▶ DATA ENTRIES

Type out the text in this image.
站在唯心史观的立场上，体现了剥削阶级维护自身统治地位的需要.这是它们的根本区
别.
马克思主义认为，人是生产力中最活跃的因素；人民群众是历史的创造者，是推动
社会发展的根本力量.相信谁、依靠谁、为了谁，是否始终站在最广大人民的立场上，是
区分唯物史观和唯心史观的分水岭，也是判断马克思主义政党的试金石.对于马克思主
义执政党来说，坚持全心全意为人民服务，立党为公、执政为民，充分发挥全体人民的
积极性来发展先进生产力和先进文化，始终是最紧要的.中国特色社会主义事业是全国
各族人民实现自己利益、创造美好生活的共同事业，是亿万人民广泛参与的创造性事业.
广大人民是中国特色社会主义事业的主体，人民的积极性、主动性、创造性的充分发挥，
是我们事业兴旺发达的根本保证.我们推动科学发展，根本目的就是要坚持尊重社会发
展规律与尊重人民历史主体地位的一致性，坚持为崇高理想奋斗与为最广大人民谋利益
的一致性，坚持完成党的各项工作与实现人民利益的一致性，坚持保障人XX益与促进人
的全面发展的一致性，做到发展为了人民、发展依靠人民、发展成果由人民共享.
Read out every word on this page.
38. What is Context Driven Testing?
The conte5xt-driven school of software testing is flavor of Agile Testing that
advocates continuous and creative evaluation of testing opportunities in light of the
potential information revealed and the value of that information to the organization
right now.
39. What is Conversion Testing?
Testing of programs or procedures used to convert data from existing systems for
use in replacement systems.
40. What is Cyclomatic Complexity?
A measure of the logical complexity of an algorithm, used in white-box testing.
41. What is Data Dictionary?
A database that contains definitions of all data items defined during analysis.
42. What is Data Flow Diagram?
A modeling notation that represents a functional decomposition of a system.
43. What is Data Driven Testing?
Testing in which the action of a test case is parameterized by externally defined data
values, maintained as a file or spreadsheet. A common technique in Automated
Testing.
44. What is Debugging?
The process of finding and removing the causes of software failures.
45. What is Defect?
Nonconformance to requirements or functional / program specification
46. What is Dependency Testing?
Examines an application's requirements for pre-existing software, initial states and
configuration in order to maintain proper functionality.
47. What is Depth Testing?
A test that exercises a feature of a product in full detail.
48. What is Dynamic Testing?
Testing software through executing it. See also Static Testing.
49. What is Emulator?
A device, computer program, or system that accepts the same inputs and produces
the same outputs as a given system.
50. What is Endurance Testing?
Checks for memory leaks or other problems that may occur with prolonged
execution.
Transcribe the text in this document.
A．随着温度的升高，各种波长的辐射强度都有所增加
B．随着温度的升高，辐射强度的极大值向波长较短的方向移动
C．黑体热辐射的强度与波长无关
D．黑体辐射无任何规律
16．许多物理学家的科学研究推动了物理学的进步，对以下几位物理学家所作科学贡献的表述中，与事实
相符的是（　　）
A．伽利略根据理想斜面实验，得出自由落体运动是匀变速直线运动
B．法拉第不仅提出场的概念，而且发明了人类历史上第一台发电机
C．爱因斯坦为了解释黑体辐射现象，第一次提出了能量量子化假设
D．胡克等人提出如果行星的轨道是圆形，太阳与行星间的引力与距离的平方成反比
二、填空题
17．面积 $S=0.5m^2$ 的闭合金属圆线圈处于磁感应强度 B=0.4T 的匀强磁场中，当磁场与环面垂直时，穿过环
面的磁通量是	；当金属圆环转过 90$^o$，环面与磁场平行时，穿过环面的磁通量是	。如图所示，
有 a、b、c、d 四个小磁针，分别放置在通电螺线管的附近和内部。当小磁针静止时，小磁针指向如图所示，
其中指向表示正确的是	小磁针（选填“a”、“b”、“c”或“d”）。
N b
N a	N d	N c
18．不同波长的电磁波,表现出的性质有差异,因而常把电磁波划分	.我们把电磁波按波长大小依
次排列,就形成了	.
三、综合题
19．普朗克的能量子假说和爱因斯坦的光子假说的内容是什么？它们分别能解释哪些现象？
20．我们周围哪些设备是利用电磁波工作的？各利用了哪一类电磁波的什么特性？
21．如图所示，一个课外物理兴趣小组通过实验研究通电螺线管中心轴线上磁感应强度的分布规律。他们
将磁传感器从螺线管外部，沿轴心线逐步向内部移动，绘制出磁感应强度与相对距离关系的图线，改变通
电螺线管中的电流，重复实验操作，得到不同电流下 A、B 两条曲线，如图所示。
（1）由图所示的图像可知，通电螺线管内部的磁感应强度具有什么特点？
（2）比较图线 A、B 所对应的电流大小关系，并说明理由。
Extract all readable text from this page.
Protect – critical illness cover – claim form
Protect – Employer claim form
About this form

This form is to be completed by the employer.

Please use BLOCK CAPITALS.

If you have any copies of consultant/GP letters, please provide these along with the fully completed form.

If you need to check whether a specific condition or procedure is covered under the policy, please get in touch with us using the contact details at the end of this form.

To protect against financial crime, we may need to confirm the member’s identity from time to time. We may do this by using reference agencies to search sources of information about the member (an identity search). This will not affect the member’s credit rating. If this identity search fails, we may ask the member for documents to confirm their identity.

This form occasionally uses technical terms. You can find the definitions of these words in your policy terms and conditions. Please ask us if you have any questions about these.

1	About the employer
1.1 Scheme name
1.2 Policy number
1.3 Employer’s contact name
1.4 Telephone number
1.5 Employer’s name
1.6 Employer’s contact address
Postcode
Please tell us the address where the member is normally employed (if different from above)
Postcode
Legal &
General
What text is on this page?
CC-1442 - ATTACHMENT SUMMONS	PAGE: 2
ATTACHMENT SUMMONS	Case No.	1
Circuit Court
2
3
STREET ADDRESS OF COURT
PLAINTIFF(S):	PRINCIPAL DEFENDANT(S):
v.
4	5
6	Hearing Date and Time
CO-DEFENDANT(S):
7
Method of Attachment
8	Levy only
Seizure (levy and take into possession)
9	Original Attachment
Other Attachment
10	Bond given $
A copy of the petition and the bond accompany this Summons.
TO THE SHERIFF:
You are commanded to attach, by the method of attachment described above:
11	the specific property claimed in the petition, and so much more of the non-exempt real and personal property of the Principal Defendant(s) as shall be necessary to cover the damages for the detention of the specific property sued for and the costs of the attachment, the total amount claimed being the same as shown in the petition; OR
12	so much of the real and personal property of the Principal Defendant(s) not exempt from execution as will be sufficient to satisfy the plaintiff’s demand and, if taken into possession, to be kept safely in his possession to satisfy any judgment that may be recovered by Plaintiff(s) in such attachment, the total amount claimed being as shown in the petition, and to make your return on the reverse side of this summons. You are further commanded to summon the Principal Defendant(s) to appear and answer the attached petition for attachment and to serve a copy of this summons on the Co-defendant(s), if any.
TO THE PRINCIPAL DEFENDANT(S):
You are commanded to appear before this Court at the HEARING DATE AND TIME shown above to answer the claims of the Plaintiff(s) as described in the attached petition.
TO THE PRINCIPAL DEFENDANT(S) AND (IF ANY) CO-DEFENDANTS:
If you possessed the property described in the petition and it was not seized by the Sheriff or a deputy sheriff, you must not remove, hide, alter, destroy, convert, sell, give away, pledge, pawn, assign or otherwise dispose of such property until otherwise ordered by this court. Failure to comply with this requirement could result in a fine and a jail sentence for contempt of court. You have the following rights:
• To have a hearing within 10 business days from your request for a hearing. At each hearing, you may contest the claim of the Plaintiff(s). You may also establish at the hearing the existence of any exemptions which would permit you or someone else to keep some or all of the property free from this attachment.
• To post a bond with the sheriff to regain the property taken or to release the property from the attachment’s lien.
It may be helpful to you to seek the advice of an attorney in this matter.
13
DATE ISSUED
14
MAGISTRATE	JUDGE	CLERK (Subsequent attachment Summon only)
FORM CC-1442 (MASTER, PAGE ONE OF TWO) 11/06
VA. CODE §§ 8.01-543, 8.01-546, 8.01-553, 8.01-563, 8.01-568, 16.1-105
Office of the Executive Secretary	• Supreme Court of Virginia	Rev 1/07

▶ WRITTEN PROBLEM
Return each line of the records above exactly as it reads.

▶ COMPLETE OUTPUT
Type out the text in this image.
站在唯心史观的立场上，体现了剥削阶级维护自身统治地位的需要.这是它们的根本区
别.
马克思主义认为，人是生产力中最活跃的因素；人民群众是历史的创造者，是推动
社会发展的根本力量.相信谁、依靠谁、为了谁，是否始终站在最广大人民的立场上，是
区分唯物史观和唯心史观的分水岭，也是判断马克思主义政党的试金石.对于马克思主
义执政党来说，坚持全心全意为人民服务，立党为公、执政为民，充分发挥全体人民的
积极性来发展先进生产力和先进文化，始终是最紧要的.中国特色社会主义事业是全国
各族人民实现自己利益、创造美好生活的共同事业，是亿万人民广泛参与的创造性事业.
广大人民是中国特色社会主义事业的主体，人民的积极性、主动性、创造性的充分发挥，
是我们事业兴旺发达的根本保证.我们推动科学发展，根本目的就是要坚持尊重社会发
展规律与尊重人民历史主体地位的一致性，坚持为崇高理想奋斗与为最广大人民谋利益
的一致性，坚持完成党的各项工作与实现人民利益的一致性，坚持保障人XX益与促进人
的全面发展的一致性，做到发展为了人民、发展依靠人民、发展成果由人民共享.
Read out every word on this page.
38. What is Context Driven Testing?
The conte5xt-driven school of software testing is flavor of Agile Testing that
advocates continuous and creative evaluation of testing opportunities in light of the
potential information revealed and the value of that information to the organization
right now.
39. What is Conversion Testing?
Testing of programs or procedures used to convert data from existing systems for
use in replacement systems.
40. What is Cyclomatic Complexity?
A measure of the logical complexity of an algorithm, used in white-box testing.
41. What is Data Dictionary?
A database that contains definitions of all data items defined during analysis.
42. What is Data Flow Diagram?
A modeling notation that represents a functional decomposition of a system.
43. What is Data Driven Testing?
Testing in which the action of a test case is parameterized by externally defined data
values, maintained as a file or spreadsheet. A common technique in Automated
Testing.
44. What is Debugging?
The process of finding and removing the causes of software failures.
45. What is Defect?
Nonconformance to requirements or functional / program specification
46. What is Dependency Testing?
Examines an application's requirements for pre-existing software, initial states and
configuration in order to maintain proper functionality.
47. What is Depth Testing?
A test that exercises a feature of a product in full detail.
48. What is Dynamic Testing?
Testing software through executing it. See also Static Testing.
49. What is Emulator?
A device, computer program, or system that accepts the same inputs and produces
the same outputs as a given system.
50. What is Endurance Testing?
Checks for memory leaks or other problems that may occur with prolonged
execution.
Transcribe the text in this document.
A．随着温度的升高，各种波长的辐射强度都有所增加
B．随着温度的升高，辐射强度的极大值向波长较短的方向移动
C．黑体热辐射的强度与波长无关
D．黑体辐射无任何规律
16．许多物理学家的科学研究推动了物理学的进步，对以下几位物理学家所作科学贡献的表述中，与事实
相符的是（　　）
A．伽利略根据理想斜面实验，得出自由落体运动是匀变速直线运动
B．法拉第不仅提出场的概念，而且发明了人类历史上第一台发电机
C．爱因斯坦为了解释黑体辐射现象，第一次提出了能量量子化假设
D．胡克等人提出如果行星的轨道是圆形，太阳与行星间的引力与距离的平方成反比
二、填空题
17．面积 $S=0.5m^2$ 的闭合金属圆线圈处于磁感应强度 B=0.4T 的匀强磁场中，当磁场与环面垂直时，穿过环
面的磁通量是	；当金属圆环转过 90$^o$，环面与磁场平行时，穿过环面的磁通量是	。如图所示，
有 a、b、c、d 四个小磁针，分别放置在通电螺线管的附近和内部。当小磁针静止时，小磁针指向如图所示，
其中指向表示正确的是	小磁针（选填“a”、“b”、“c”或“d”）。
N b
N a	N d	N c
18．不同波长的电磁波,表现出的性质有差异,因而常把电磁波划分	.我们把电磁波按波长大小依
次排列,就形成了	.
三、综合题
19．普朗克的能量子假说和爱因斯坦的光子假说的内容是什么？它们分别能解释哪些现象？
20．我们周围哪些设备是利用电磁波工作的？各利用了哪一类电磁波的什么特性？
21．如图所示，一个课外物理兴趣小组通过实验研究通电螺线管中心轴线上磁感应强度的分布规律。他们
将磁传感器从螺线管外部，沿轴心线逐步向内部移动，绘制出磁感应强度与相对距离关系的图线，改变通
电螺线管中的电流，重复实验操作，得到不同电流下 A、B 两条曲线，如图所示。
（1）由图所示的图像可知，通电螺线管内部的磁感应强度具有什么特点？
（2）比较图线 A、B 所对应的电流大小关系，并说明理由。
Extract all readable text from this page.
Protect – critical illness cover – claim form
Protect – Employer claim form
About this form

This form is to be completed by the employer.

Please use BLOCK CAPITALS.

If you have any copies of consultant/GP letters, please provide these along with the fully completed form.

If you need to check whether a specific condition or procedure is covered under the policy, please get in touch with us using the contact details at the end of this form.

To protect against financial crime, we may need to confirm the member’s identity from time to time. We may do this by using reference agencies to search sources of information about the member (an identity search). This will not affect the member’s credit rating. If this identity search fails, we may ask the member for documents to confirm their identity.

This form occasionally uses technical terms. You can find the definitions of these words in your policy terms and conditions. Please ask us if you have any questions about these.

1	About the employer
1.1 Scheme name
1.2 Policy number
1.3 Employer’s contact name
1.4 Telephone number
1.5 Employer’s name
1.6 Employer’s contact address
Postcode
Please tell us the address where the member is normally employed (if different from above)
Postcode
Legal &
General
What text is on this page?
CC-1442 - ATTACHMENT SUMMONS	PAGE: 2
ATTACHMENT SUMMONS	Case No.	1
Circuit Court
2
3
STREET ADDRESS OF COURT
PLAINTIFF(S):	PRINCIPAL DEFENDANT(S):
v.
4	5
6	Hearing Date and Time
CO-DEFENDANT(S):
7
Method of Attachment
8	Levy only
Seizure (levy and take into possession)
9	Original Attachment
Other Attachment
10	Bond given $
A copy of the petition and the bond accompany this Summons.
TO THE SHERIFF:
You are commanded to attach, by the method of attachment described above:
11	the specific property claimed in the petition, and so much more of the non-exempt real and personal property of the Principal Defendant(s) as shall be necessary to cover the damages for the detention of the specific property sued for and the costs of the attachment, the total amount claimed being the same as shown in the petition; OR
12	so much of the real and personal property of the Principal Defendant(s) not exempt from execution as will be sufficient to satisfy the plaintiff’s demand and, if taken into possession, to be kept safely in his possession to satisfy any judgment that may be recovered by Plaintiff(s) in such attachment, the total amount claimed being as shown in the petition, and to make your return on the reverse side of this summons. You are further commanded to summon the Principal Defendant(s) to appear and answer the attached petition for attachment and to serve a copy of this summons on the Co-defendant(s), if any.
TO THE PRINCIPAL DEFENDANT(S):
You are commanded to appear before this Court at the HEARING DATE AND TIME shown above to answer the claims of the Plaintiff(s) as described in the attached petition.
TO THE PRINCIPAL DEFENDANT(S) AND (IF ANY) CO-DEFENDANTS:
If you possessed the property described in the petition and it was not seized by the Sheriff or a deputy sheriff, you must not remove, hide, alter, destroy, convert, sell, give away, pledge, pawn, assign or otherwise dispose of such property until otherwise ordered by this court. Failure to comply with this requirement could result in a fine and a jail sentence for contempt of court. You have the following rights:
• To have a hearing within 10 business days from your request for a hearing. At each hearing, you may contest the claim of the Plaintiff(s). You may also establish at the hearing the existence of any exemptions which would permit you or someone else to keep some or all of the property free from this attachment.
• To post a bond with the sheriff to regain the property taken or to release the property from the attachment’s lien.
It may be helpful to you to seek the advice of an attorney in this matter.
13
DATE ISSUED
14
MAGISTRATE	JUDGE	CLERK (Subsequent attachment Summon only)
FORM CC-1442 (MASTER, PAGE ONE OF TWO) 11/06
VA. CODE §§ 8.01-543, 8.01-546, 8.01-553, 8.01-563, 8.01-568, 16.1-105
Office of the Executive Secretary	• Supreme Court of Virginia	Rev 1/07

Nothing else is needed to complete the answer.